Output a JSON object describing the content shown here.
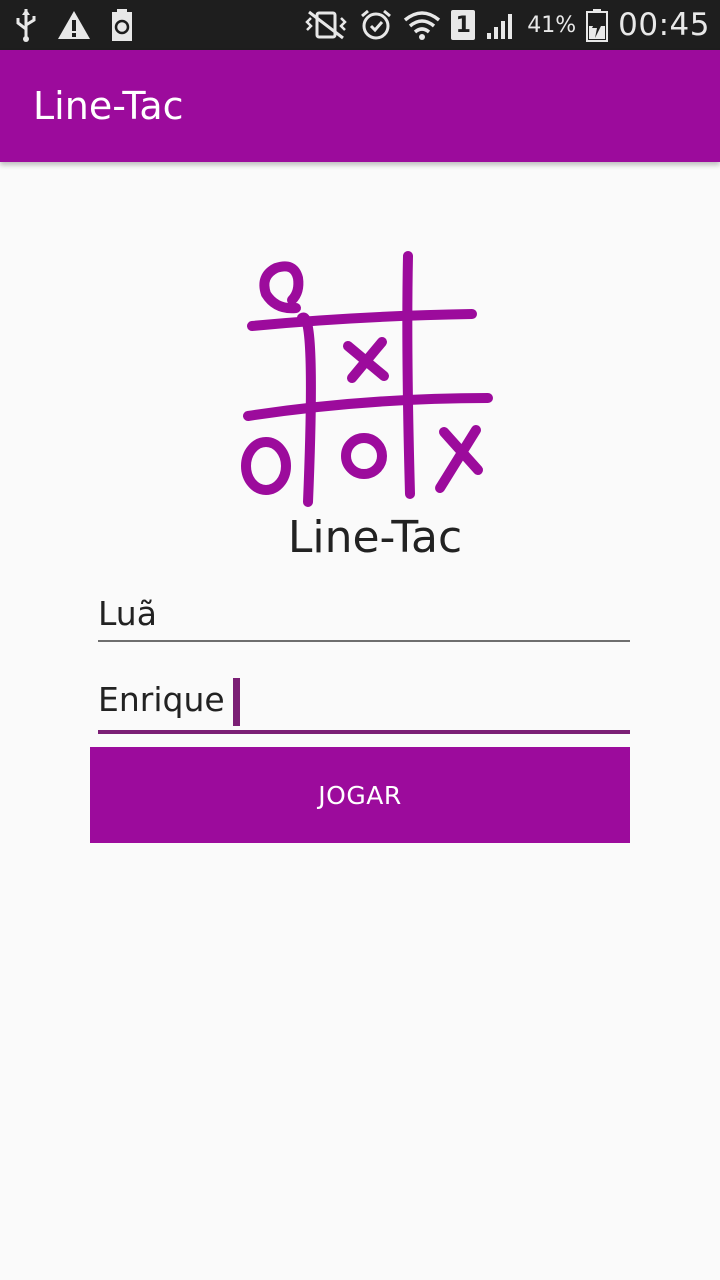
{
  "status_bar": {
    "icons_left": [
      "usb-icon",
      "warning-icon",
      "battery-saver-icon"
    ],
    "icons_right": [
      "vibrate-icon",
      "alarm-icon",
      "wifi-icon",
      "sim-icon",
      "signal-icon",
      "battery-icon"
    ],
    "sim_slot": "1",
    "battery_percent": "41%",
    "time": "00:45"
  },
  "app_bar": {
    "title": "Line-Tac"
  },
  "logo": {
    "icon": "tic-tac-toe-logo-icon",
    "title": "Line-Tac"
  },
  "form": {
    "player1_value": "Luã",
    "player2_value": "Enrique",
    "play_button_label": "JOGAR"
  },
  "colors": {
    "primary": "#9c0b9c",
    "accent": "#7b1f75",
    "background": "#fafafa",
    "status_bar": "#1e1e1e"
  }
}
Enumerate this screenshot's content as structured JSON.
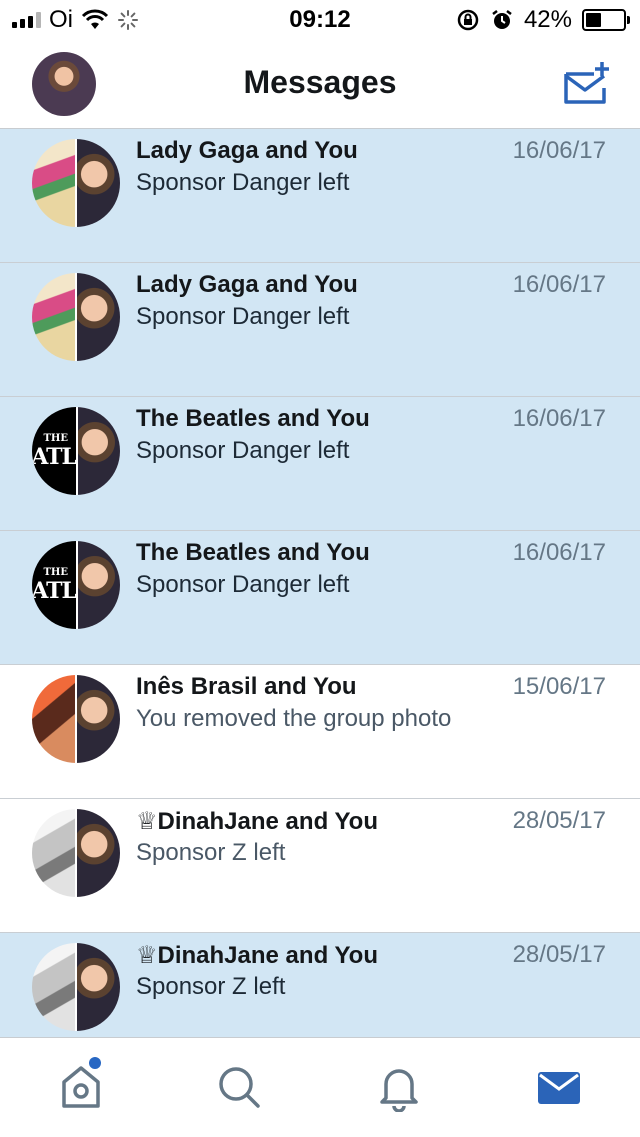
{
  "status_bar": {
    "carrier": "Oi",
    "time": "09:12",
    "battery_percent": "42%",
    "battery_level": 0.42,
    "icons": [
      "signal-icon",
      "wifi-icon",
      "activity-spinner-icon",
      "rotation-lock-icon",
      "alarm-icon",
      "battery-icon"
    ]
  },
  "header": {
    "title": "Messages",
    "compose_icon": "compose-message-icon"
  },
  "colors": {
    "accent": "#2b64b8",
    "unread_bg": "#d2e6f4",
    "divider": "#c9ced3"
  },
  "conversations": [
    {
      "title": "Lady Gaga and You",
      "date": "16/06/17",
      "preview": "Sponsor Danger left",
      "unread": true,
      "avatar": "gaga"
    },
    {
      "title": "Lady Gaga and You",
      "date": "16/06/17",
      "preview": "Sponsor Danger left",
      "unread": true,
      "avatar": "gaga"
    },
    {
      "title": "The Beatles and You",
      "date": "16/06/17",
      "preview": "Sponsor Danger left",
      "unread": true,
      "avatar": "beatles"
    },
    {
      "title": "The Beatles and You",
      "date": "16/06/17",
      "preview": "Sponsor Danger left",
      "unread": true,
      "avatar": "beatles"
    },
    {
      "title": "Inês Brasil and You",
      "date": "15/06/17",
      "preview": "You removed the group photo",
      "unread": false,
      "avatar": "ines"
    },
    {
      "title": "♕DinahJane and You",
      "date": "28/05/17",
      "preview": "Sponsor Z left",
      "unread": false,
      "avatar": "dinah"
    },
    {
      "title": "♕DinahJane and You",
      "date": "28/05/17",
      "preview": "Sponsor Z left",
      "unread": true,
      "avatar": "dinah"
    }
  ],
  "beatles_logo": {
    "line1": "THE",
    "line2": "EATL"
  },
  "tab_bar": {
    "tabs": [
      "home-icon",
      "search-icon",
      "notifications-icon",
      "messages-icon"
    ],
    "active": "messages-icon"
  }
}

______________________________

Reproduce all the records verbatim, excluding images.

SOLUTION FOR THIS EXERCISE:
Output a JSON object describing the content shown here.
{
  "status_bar": {
    "icons_left": [
      "usb-icon",
      "warning-icon",
      "battery-saver-icon"
    ],
    "icons_right": [
      "vibrate-icon",
      "alarm-icon",
      "wifi-icon",
      "sim-icon",
      "signal-icon",
      "battery-icon"
    ],
    "sim_slot": "1",
    "battery_percent": "41%",
    "time": "00:45"
  },
  "app_bar": {
    "title": "Line-Tac"
  },
  "logo": {
    "icon": "tic-tac-toe-logo-icon",
    "title": "Line-Tac"
  },
  "form": {
    "player1_value": "Luã",
    "player2_value": "Enrique",
    "play_button_label": "JOGAR"
  },
  "colors": {
    "primary": "#9c0b9c",
    "accent": "#7b1f75",
    "background": "#fafafa",
    "status_bar": "#1e1e1e"
  }
}
Enumerate this screenshot's content as structured JSON.
{
  "status_bar": {
    "carrier": "Oi",
    "time": "09:12",
    "battery_percent": "42%",
    "battery_level": 0.42,
    "icons": [
      "signal-icon",
      "wifi-icon",
      "activity-spinner-icon",
      "rotation-lock-icon",
      "alarm-icon",
      "battery-icon"
    ]
  },
  "header": {
    "title": "Messages",
    "compose_icon": "compose-message-icon"
  },
  "colors": {
    "accent": "#2b64b8",
    "unread_bg": "#d2e6f4",
    "divider": "#c9ced3"
  },
  "conversations": [
    {
      "title": "Lady Gaga and You",
      "date": "16/06/17",
      "preview": "Sponsor Danger left",
      "unread": true,
      "avatar": "gaga"
    },
    {
      "title": "Lady Gaga and You",
      "date": "16/06/17",
      "preview": "Sponsor Danger left",
      "unread": true,
      "avatar": "gaga"
    },
    {
      "title": "The Beatles and You",
      "date": "16/06/17",
      "preview": "Sponsor Danger left",
      "unread": true,
      "avatar": "beatles"
    },
    {
      "title": "The Beatles and You",
      "date": "16/06/17",
      "preview": "Sponsor Danger left",
      "unread": true,
      "avatar": "beatles"
    },
    {
      "title": "Inês Brasil and You",
      "date": "15/06/17",
      "preview": "You removed the group photo",
      "unread": false,
      "avatar": "ines"
    },
    {
      "title": "♕DinahJane and You",
      "date": "28/05/17",
      "preview": "Sponsor Z left",
      "unread": false,
      "avatar": "dinah"
    },
    {
      "title": "♕DinahJane and You",
      "date": "28/05/17",
      "preview": "Sponsor Z left",
      "unread": true,
      "avatar": "dinah"
    }
  ],
  "beatles_logo": {
    "line1": "THE",
    "line2": "EATL"
  },
  "tab_bar": {
    "tabs": [
      "home-icon",
      "search-icon",
      "notifications-icon",
      "messages-icon"
    ],
    "active": "messages-icon"
  }
}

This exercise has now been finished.